→ SUPPLIED INFORMATION:

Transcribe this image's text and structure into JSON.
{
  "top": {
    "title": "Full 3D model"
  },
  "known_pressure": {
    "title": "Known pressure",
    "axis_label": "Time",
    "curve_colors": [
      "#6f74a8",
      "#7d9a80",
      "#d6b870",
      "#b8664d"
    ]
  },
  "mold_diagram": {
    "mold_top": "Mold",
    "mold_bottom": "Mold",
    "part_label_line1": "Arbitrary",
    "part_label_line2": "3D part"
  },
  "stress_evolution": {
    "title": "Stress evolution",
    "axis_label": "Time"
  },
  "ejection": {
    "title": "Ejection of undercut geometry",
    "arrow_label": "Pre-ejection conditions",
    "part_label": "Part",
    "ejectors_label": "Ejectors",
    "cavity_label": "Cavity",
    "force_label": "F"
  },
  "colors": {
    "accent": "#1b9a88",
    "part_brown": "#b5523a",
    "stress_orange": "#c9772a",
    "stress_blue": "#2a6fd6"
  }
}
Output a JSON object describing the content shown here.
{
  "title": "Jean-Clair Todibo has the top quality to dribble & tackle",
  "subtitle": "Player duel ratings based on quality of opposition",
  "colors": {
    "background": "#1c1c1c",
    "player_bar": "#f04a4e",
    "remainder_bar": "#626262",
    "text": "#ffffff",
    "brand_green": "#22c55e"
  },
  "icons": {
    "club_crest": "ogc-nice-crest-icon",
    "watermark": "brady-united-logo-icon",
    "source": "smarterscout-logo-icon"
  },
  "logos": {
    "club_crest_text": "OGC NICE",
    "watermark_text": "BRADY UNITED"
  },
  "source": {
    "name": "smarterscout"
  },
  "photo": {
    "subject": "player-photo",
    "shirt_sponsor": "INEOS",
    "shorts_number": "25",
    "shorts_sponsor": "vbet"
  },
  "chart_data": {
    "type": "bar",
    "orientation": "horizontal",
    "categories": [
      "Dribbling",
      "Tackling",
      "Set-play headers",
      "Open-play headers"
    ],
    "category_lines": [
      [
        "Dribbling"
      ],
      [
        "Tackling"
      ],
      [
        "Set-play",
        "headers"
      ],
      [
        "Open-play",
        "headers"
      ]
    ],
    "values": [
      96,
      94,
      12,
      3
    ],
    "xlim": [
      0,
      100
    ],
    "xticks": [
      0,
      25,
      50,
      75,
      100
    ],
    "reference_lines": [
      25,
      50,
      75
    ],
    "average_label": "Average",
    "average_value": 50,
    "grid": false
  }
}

→ DIRECTIONS:
Extract each entry in full and write it down exactly.

→ THE SOLUTION:
Transcribe this image's text and structure into JSON.
{
  "top": {
    "title": "Full 3D model"
  },
  "known_pressure": {
    "title": "Known pressure",
    "axis_label": "Time",
    "curve_colors": [
      "#6f74a8",
      "#7d9a80",
      "#d6b870",
      "#b8664d"
    ]
  },
  "mold_diagram": {
    "mold_top": "Mold",
    "mold_bottom": "Mold",
    "part_label_line1": "Arbitrary",
    "part_label_line2": "3D part"
  },
  "stress_evolution": {
    "title": "Stress evolution",
    "axis_label": "Time"
  },
  "ejection": {
    "title": "Ejection of undercut geometry",
    "arrow_label": "Pre-ejection conditions",
    "part_label": "Part",
    "ejectors_label": "Ejectors",
    "cavity_label": "Cavity",
    "force_label": "F"
  },
  "colors": {
    "accent": "#1b9a88",
    "part_brown": "#b5523a",
    "stress_orange": "#c9772a",
    "stress_blue": "#2a6fd6"
  }
}
Output a JSON object describing the content shown here.
{
  "title": "Jean-Clair Todibo has the top quality to dribble & tackle",
  "subtitle": "Player duel ratings based on quality of opposition",
  "colors": {
    "background": "#1c1c1c",
    "player_bar": "#f04a4e",
    "remainder_bar": "#626262",
    "text": "#ffffff",
    "brand_green": "#22c55e"
  },
  "icons": {
    "club_crest": "ogc-nice-crest-icon",
    "watermark": "brady-united-logo-icon",
    "source": "smarterscout-logo-icon"
  },
  "logos": {
    "club_crest_text": "OGC NICE",
    "watermark_text": "BRADY UNITED"
  },
  "source": {
    "name": "smarterscout"
  },
  "photo": {
    "subject": "player-photo",
    "shirt_sponsor": "INEOS",
    "shorts_number": "25",
    "shorts_sponsor": "vbet"
  },
  "chart_data": {
    "type": "bar",
    "orientation": "horizontal",
    "categories": [
      "Dribbling",
      "Tackling",
      "Set-play headers",
      "Open-play headers"
    ],
    "category_lines": [
      [
        "Dribbling"
      ],
      [
        "Tackling"
      ],
      [
        "Set-play",
        "headers"
      ],
      [
        "Open-play",
        "headers"
      ]
    ],
    "values": [
      96,
      94,
      12,
      3
    ],
    "xlim": [
      0,
      100
    ],
    "xticks": [
      0,
      25,
      50,
      75,
      100
    ],
    "reference_lines": [
      25,
      50,
      75
    ],
    "average_label": "Average",
    "average_value": 50,
    "grid": false
  }
}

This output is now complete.